## BRANO ESTRATTO
_____

Oggi, le scelte eutanasiche sono la ragionevole conseguenza di quelle eugenetiche. Pochi amano ricordare che pratiche eugenetiche analoghe a quelle attuate dai nazisti nei confronti delle persone disabili furono adottate in paesi di specchiata tradizione democratica. Tanto per fare un esempio, in Svezia, tra il 1935 e il 1975, medici di tendenza liberale e umanista diedero attuazione ad un programma nazionale di sterilizzazione che coinvolse 62.000 persone, con interventi non sempre volontari. Sono analogie urticanti, non a caso praticate nei confronti degli stessi soggetti: le persone disabili. Un esponente di Amnesty International, quasi vent’anni fa ebbe a dire che se la società riconosceva la Sindrome di Down come una ragione accettabile per abortire un feto, ciò avrebbe reso più difficile preservare l’uguale dignità anche per coloro che erano già nati ed erano affetti da questa malattia. Si potrebbe argomentare – concludeva l’attivista – che la loro dignità umana, se non i loro diritti umani, sono ridotti. Per questo motivo le organizzazioni delle persone disabili guardano con preoccupazione a certe sentenze emesse dai tribunali italiani.
Ma come la mettiamo quando il giudizio sulle condizioni che rendono degna la vita viene dalla coscienza dalla libera autodeterminazione dell’individuo, chiedendo che la sua volontà si trasformi in un diritto? Non è vero, obietta la filosofa De Monticelli, che la vita è l’unica cosa sacra che c’è; perché, argomenta, la si può sacrificare in nome di un ideale o per il bene di un’altra persona.
Ma proprio su questo punto si palesa, a mio avviso, un problema. Molti studi sociologici dimostrano che un atteggiamento favorevole nei confronti dell’eutanasia non coincide necessariamente con il desiderio di morire. Quando i pazienti intervistati si esprimono a favore dell’eutanasia lo fanno immaginando una ipotetica situazione futura, in genere associata con il timore per la sofferenza futura e non per quella attuale.

_____

## CONSEGNA 1
Secondo il brano sull'eutanasia, quante persone coinvolse il programma nazionale di sterilizzazione attuato in Svezia tra il 1935 e il 1975?
## CONSEGNA 2
Riproduci senza modifiche tutto il brano sull'eutanasia da "Ma come la mettiamo" giù fino a "per quella attuale.".
I record qui riportati non hanno alcun ruolo in questo lavoro.

_____

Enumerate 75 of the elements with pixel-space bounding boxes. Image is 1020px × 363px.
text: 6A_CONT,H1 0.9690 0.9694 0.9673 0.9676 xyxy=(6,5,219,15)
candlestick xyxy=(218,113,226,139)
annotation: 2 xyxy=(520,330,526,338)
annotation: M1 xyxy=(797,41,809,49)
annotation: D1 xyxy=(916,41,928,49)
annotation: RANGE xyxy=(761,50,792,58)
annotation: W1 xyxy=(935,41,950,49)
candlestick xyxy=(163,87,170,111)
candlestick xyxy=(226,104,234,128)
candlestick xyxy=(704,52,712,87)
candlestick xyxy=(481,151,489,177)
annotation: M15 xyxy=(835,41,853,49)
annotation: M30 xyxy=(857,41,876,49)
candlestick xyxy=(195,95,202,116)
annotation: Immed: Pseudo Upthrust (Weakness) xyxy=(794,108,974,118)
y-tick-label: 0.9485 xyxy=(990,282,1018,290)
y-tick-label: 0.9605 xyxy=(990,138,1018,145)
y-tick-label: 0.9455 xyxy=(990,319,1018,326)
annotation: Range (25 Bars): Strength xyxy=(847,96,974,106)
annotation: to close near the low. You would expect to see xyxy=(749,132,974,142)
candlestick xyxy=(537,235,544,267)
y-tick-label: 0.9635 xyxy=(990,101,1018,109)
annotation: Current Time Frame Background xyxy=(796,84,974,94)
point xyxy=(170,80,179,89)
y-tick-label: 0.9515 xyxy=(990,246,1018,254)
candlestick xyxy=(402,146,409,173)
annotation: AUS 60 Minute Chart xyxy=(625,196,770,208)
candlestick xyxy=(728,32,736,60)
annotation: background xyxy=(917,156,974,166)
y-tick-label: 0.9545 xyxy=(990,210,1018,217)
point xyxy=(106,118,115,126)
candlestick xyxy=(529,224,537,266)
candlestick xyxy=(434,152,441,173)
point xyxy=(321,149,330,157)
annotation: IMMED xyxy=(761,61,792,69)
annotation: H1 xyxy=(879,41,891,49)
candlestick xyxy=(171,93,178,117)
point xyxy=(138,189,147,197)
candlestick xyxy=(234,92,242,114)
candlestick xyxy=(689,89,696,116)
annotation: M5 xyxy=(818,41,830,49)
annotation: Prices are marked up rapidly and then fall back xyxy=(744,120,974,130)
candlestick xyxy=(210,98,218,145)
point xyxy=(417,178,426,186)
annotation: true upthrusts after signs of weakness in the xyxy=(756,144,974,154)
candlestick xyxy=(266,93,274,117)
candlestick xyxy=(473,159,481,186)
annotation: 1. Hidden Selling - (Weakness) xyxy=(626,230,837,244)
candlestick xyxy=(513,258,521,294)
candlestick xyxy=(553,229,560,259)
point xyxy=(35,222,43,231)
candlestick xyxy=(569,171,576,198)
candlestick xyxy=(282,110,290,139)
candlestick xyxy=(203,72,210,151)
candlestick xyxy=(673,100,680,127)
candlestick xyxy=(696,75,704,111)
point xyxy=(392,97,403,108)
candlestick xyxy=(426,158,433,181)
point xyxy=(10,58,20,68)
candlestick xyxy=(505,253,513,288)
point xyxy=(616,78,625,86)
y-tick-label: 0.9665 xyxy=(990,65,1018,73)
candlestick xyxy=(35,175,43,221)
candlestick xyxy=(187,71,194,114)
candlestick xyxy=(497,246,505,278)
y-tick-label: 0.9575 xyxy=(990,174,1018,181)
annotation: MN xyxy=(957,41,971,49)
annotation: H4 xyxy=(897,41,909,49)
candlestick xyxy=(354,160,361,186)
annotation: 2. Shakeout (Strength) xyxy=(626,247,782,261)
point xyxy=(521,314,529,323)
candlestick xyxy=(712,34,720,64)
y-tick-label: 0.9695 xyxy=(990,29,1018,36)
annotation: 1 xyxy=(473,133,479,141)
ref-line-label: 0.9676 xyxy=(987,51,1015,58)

_____

## SOLUZIONE ESERCIZIO 1
62.000 persone.

## SOLUZIONE ESERCIZIO 2
Ma come la mettiamo quando il giudizio sulle condizioni che rendono degna la vita viene dalla coscienza dalla libera autodeterminazione dell’individuo, chiedendo che la sua volontà si trasformi in un diritto? Non è vero, obietta la filosofa De Monticelli, che la vita è l’unica cosa sacra che c’è; perché, argomenta, la si può sacrificare in nome di un ideale o per il bene di un’altra persona.
Ma proprio su questo punto si palesa, a mio avviso, un problema. Molti studi sociologici dimostrano che un atteggiamento favorevole nei confronti dell’eutanasia non coincide necessariamente con il desiderio di morire. Quando i pazienti intervistati si esprimono a favore dell’eutanasia lo fanno immaginando una ipotetica situazione futura, in genere associata con il timore per la sofferenza futura e non per quella attuale.